For the material that follows, list every line containing the word "xlabel".

• _Extracted data entries_:
= = = = =

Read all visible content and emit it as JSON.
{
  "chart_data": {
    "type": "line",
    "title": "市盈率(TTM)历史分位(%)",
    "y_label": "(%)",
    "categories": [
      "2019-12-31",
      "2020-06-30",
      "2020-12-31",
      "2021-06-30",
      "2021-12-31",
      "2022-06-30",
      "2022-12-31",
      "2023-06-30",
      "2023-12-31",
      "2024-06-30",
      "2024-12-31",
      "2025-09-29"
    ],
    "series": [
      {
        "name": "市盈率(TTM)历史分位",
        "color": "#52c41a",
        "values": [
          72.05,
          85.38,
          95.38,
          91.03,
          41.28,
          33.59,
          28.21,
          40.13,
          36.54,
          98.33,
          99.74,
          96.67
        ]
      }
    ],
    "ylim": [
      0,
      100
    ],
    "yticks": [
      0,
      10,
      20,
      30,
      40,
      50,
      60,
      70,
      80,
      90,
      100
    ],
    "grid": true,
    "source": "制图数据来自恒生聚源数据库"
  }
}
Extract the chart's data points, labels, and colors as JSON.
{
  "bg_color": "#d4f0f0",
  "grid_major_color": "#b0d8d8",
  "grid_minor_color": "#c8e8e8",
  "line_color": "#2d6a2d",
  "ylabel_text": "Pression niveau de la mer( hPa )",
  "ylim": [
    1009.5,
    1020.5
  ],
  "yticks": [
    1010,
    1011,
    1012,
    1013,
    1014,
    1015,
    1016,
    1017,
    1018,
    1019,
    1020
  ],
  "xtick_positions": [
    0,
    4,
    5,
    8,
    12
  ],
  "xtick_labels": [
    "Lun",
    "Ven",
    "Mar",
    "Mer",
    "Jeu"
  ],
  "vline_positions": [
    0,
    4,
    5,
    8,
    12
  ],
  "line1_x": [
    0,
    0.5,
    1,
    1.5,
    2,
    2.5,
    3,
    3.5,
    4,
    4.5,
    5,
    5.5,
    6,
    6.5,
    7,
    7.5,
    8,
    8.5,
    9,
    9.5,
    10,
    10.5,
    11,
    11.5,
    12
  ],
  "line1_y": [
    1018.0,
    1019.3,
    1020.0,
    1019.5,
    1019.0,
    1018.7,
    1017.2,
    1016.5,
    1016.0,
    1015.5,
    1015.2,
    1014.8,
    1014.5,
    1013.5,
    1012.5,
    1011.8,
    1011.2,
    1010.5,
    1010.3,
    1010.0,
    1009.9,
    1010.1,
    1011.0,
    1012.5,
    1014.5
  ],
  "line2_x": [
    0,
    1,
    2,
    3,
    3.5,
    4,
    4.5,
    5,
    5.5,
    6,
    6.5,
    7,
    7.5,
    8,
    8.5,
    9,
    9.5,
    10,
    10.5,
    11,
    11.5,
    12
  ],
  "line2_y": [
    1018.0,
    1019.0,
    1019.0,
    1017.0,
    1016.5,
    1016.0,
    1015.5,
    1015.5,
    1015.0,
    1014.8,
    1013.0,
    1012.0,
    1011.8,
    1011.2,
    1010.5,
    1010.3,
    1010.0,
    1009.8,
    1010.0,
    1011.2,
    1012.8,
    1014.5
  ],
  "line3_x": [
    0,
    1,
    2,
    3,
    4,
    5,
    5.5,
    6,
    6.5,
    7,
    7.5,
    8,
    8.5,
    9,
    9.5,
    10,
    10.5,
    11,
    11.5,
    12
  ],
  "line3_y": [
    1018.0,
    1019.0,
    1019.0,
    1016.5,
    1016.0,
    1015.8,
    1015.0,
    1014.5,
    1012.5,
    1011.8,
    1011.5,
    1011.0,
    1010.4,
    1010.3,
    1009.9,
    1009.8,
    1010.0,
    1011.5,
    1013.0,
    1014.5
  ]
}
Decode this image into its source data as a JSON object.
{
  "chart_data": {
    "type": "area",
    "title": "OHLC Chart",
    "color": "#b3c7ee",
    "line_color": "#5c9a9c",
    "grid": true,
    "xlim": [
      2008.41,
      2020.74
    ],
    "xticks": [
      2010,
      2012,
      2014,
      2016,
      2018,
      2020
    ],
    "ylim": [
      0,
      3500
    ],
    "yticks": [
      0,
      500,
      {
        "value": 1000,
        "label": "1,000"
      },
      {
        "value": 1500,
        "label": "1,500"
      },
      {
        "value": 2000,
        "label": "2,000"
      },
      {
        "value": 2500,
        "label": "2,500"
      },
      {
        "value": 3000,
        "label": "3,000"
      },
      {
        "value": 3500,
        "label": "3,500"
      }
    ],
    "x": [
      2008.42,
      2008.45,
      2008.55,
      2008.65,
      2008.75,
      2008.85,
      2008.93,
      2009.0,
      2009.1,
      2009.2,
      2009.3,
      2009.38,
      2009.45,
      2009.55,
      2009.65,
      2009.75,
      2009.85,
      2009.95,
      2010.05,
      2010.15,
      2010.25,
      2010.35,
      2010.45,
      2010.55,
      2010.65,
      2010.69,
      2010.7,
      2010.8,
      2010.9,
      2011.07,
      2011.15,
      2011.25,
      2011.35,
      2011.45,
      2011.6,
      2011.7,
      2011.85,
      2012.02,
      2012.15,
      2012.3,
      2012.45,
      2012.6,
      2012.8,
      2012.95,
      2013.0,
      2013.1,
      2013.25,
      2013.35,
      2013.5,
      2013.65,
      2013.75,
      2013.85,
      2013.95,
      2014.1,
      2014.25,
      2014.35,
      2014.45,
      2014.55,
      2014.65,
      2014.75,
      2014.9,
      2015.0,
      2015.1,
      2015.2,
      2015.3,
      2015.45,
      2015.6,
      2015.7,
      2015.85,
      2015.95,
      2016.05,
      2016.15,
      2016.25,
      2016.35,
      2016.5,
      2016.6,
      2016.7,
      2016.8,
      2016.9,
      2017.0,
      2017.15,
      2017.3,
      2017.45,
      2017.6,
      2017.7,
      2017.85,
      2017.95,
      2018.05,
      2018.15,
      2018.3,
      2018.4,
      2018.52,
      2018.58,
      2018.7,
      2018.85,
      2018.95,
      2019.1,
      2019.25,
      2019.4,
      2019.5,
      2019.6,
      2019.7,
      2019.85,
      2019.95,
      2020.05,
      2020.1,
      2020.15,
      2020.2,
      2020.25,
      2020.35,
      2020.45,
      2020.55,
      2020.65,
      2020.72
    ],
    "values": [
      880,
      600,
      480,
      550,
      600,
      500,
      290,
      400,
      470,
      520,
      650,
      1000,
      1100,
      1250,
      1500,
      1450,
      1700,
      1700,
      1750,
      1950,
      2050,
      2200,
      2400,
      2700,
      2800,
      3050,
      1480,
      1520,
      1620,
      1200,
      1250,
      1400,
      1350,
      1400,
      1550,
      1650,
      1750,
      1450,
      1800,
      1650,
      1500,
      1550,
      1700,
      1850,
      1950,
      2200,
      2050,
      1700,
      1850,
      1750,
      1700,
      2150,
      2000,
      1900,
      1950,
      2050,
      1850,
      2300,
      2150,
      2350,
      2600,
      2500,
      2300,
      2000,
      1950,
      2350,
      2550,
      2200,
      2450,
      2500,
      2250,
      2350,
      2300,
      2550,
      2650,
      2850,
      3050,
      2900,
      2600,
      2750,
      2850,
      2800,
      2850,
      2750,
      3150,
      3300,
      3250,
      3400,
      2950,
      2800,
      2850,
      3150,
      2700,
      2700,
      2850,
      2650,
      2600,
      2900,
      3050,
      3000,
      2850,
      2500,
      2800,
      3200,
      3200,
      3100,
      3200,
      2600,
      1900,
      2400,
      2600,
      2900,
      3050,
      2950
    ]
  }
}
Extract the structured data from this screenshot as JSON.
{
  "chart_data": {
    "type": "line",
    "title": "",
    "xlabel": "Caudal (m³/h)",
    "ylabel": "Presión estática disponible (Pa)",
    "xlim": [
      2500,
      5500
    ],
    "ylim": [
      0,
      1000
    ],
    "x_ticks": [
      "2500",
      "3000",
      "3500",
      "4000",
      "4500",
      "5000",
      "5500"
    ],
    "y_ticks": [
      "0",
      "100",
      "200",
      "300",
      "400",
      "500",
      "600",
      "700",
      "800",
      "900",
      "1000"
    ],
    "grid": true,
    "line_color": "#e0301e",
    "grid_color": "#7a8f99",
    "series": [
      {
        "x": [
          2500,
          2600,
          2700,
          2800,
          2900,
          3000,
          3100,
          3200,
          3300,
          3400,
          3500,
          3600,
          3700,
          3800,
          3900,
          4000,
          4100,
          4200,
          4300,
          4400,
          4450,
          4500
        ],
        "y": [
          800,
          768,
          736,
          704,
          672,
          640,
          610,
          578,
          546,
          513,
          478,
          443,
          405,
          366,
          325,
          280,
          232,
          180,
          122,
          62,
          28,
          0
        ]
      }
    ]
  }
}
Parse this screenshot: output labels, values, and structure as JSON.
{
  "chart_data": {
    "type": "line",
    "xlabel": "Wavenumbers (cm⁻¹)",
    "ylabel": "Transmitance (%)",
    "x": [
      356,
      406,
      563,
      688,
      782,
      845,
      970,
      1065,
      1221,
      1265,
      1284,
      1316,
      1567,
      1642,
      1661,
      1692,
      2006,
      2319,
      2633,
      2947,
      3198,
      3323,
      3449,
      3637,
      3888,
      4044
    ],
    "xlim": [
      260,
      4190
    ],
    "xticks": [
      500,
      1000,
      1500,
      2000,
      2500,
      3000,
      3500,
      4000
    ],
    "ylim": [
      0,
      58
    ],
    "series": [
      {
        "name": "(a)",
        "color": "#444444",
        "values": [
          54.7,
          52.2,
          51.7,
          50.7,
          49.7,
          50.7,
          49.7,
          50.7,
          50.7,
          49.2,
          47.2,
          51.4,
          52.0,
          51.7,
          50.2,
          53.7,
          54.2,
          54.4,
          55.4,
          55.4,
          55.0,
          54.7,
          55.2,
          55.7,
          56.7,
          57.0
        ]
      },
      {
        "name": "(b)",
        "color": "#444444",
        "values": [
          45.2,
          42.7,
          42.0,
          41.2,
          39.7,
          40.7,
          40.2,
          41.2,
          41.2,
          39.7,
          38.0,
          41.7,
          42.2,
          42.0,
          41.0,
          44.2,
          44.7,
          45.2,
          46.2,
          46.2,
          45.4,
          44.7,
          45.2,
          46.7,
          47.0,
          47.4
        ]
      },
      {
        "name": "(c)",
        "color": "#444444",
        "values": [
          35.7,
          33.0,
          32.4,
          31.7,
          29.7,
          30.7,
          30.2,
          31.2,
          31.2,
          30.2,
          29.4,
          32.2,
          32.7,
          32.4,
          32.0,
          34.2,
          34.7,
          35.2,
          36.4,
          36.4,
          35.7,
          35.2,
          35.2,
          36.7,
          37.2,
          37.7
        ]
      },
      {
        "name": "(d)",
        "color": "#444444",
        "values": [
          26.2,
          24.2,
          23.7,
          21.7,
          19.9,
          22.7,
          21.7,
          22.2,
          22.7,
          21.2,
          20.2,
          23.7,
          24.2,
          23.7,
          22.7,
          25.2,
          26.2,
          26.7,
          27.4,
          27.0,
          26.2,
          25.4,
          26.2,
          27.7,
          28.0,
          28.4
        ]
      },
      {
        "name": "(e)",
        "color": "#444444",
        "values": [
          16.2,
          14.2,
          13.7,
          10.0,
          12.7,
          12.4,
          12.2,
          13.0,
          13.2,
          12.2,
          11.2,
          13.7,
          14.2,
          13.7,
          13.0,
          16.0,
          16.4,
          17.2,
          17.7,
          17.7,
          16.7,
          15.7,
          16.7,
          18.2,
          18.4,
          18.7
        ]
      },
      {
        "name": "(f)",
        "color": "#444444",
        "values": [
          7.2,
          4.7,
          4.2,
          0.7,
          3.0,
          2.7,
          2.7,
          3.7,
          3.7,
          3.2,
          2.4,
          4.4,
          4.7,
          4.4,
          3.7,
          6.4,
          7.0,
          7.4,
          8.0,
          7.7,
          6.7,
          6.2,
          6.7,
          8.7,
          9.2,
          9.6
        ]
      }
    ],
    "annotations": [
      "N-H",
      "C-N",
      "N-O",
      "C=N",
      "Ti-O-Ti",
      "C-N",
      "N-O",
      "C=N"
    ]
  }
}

= = = = =

• _The result_:
    "xlabel": "Caudal (m³/h)",
    "xlabel": "Wavenumbers (cm⁻¹)",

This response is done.